-- START Data section --

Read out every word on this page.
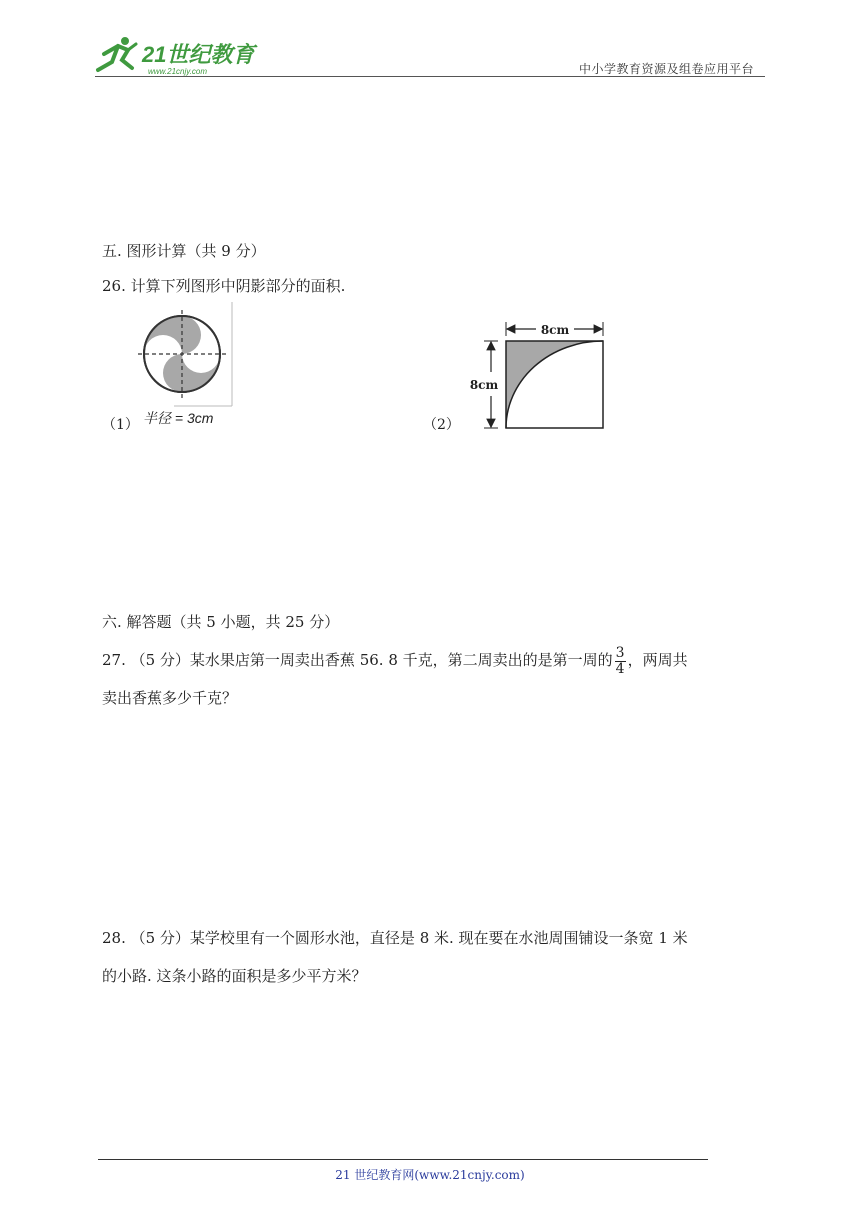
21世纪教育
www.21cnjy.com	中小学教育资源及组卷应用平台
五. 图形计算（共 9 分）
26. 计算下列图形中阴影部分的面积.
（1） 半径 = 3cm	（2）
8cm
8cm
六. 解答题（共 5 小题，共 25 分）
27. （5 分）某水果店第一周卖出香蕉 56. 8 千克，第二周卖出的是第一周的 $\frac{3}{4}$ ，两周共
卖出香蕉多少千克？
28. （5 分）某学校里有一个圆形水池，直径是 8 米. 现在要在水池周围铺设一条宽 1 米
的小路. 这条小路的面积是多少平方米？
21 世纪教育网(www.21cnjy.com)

-- END Data section --

» Brief
Each line of the data is to be duplicated exactly; pictures stay out of the copy.

» Exercise solution
Read out every word on this page.
21世纪教育
www.21cnjy.com	中小学教育资源及组卷应用平台
五. 图形计算（共 9 分）
26. 计算下列图形中阴影部分的面积.
（1） 半径 = 3cm	（2）
8cm
8cm
六. 解答题（共 5 小题，共 25 分）
27. （5 分）某水果店第一周卖出香蕉 56. 8 千克，第二周卖出的是第一周的 $\frac{3}{4}$ ，两周共
卖出香蕉多少千克？
28. （5 分）某学校里有一个圆形水池，直径是 8 米. 现在要在水池周围铺设一条宽 1 米
的小路. 这条小路的面积是多少平方米？
21 世纪教育网(www.21cnjy.com)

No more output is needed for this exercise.